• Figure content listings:
___
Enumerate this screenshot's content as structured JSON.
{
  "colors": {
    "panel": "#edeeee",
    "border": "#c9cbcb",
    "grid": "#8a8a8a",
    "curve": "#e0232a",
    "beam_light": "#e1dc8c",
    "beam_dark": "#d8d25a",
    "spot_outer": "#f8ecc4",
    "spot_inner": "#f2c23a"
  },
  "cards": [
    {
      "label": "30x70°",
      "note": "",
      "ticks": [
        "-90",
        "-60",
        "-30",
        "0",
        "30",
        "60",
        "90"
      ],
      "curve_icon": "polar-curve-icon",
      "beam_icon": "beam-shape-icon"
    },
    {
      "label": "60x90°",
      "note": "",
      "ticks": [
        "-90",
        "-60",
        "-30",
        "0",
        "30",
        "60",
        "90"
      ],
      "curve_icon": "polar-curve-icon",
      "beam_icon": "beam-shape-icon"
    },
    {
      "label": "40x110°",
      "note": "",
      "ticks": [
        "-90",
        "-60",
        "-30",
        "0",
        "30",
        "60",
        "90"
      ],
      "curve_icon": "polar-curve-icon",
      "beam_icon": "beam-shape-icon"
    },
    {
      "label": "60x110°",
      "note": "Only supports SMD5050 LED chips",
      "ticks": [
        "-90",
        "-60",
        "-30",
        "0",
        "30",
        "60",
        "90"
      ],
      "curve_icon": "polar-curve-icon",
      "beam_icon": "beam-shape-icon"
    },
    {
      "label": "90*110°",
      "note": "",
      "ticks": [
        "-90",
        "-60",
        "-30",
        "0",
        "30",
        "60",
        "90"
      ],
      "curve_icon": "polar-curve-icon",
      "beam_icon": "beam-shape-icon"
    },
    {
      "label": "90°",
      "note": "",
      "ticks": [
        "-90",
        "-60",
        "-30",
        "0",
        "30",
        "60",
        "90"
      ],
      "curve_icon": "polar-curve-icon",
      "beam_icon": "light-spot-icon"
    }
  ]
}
___
• Short exercise:
Print every record exactly as it was given.

• Reply:
Enumerate this screenshot's content as structured JSON.
{
  "colors": {
    "panel": "#edeeee",
    "border": "#c9cbcb",
    "grid": "#8a8a8a",
    "curve": "#e0232a",
    "beam_light": "#e1dc8c",
    "beam_dark": "#d8d25a",
    "spot_outer": "#f8ecc4",
    "spot_inner": "#f2c23a"
  },
  "cards": [
    {
      "label": "30x70°",
      "note": "",
      "ticks": [
        "-90",
        "-60",
        "-30",
        "0",
        "30",
        "60",
        "90"
      ],
      "curve_icon": "polar-curve-icon",
      "beam_icon": "beam-shape-icon"
    },
    {
      "label": "60x90°",
      "note": "",
      "ticks": [
        "-90",
        "-60",
        "-30",
        "0",
        "30",
        "60",
        "90"
      ],
      "curve_icon": "polar-curve-icon",
      "beam_icon": "beam-shape-icon"
    },
    {
      "label": "40x110°",
      "note": "",
      "ticks": [
        "-90",
        "-60",
        "-30",
        "0",
        "30",
        "60",
        "90"
      ],
      "curve_icon": "polar-curve-icon",
      "beam_icon": "beam-shape-icon"
    },
    {
      "label": "60x110°",
      "note": "Only supports SMD5050 LED chips",
      "ticks": [
        "-90",
        "-60",
        "-30",
        "0",
        "30",
        "60",
        "90"
      ],
      "curve_icon": "polar-curve-icon",
      "beam_icon": "beam-shape-icon"
    },
    {
      "label": "90*110°",
      "note": "",
      "ticks": [
        "-90",
        "-60",
        "-30",
        "0",
        "30",
        "60",
        "90"
      ],
      "curve_icon": "polar-curve-icon",
      "beam_icon": "beam-shape-icon"
    },
    {
      "label": "90°",
      "note": "",
      "ticks": [
        "-90",
        "-60",
        "-30",
        "0",
        "30",
        "60",
        "90"
      ],
      "curve_icon": "polar-curve-icon",
      "beam_icon": "light-spot-icon"
    }
  ]
}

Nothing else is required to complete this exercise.